EXCERPTED DATA
--- START ---
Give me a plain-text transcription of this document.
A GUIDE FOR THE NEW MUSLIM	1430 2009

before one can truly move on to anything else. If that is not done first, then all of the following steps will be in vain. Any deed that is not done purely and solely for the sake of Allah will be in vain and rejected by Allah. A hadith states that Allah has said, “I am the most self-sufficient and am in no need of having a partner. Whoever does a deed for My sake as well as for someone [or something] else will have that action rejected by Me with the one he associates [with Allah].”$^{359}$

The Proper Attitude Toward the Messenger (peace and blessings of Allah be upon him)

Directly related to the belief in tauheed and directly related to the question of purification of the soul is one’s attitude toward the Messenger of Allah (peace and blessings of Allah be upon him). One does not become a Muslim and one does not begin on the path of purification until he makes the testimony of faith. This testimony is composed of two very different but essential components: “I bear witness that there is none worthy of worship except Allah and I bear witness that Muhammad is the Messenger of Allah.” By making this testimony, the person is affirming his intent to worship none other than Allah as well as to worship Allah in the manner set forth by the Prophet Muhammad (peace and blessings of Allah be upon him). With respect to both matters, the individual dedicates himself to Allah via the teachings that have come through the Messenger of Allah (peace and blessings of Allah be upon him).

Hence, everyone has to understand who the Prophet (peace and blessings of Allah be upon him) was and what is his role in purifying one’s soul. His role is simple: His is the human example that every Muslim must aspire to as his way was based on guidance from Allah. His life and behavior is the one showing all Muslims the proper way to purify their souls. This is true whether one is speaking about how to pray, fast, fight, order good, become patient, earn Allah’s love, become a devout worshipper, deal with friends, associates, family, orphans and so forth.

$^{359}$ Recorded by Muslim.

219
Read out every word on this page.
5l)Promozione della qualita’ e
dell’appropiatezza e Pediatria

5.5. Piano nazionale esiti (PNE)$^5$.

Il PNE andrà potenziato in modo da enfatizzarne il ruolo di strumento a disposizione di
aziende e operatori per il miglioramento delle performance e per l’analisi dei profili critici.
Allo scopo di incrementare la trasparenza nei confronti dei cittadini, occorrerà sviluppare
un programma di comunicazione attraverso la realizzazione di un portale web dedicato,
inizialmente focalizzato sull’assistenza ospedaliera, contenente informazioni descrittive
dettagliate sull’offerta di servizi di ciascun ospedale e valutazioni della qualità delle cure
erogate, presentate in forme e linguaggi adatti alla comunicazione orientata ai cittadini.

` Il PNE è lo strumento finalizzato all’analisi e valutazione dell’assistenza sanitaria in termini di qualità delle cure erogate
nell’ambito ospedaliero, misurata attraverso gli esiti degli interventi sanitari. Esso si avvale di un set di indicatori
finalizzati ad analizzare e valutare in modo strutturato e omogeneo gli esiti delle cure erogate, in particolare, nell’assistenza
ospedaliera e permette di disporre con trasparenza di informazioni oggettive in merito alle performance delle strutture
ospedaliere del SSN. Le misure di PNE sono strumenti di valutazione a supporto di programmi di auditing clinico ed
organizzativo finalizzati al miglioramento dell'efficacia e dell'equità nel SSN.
--- END ---
Look for lines containing the string "esiti" and copy them all.

5.5. Piano nazionale esiti (PNE)$^5$.
nell’ambito ospedaliero, misurata attraverso gli esiti degli interventi sanitari. Esso si avvale di un set di indicatori
finalizzati ad analizzare e valutare in modo strutturato e omogeneo gli esiti delle cure erogate, in particolare, nell’assistenza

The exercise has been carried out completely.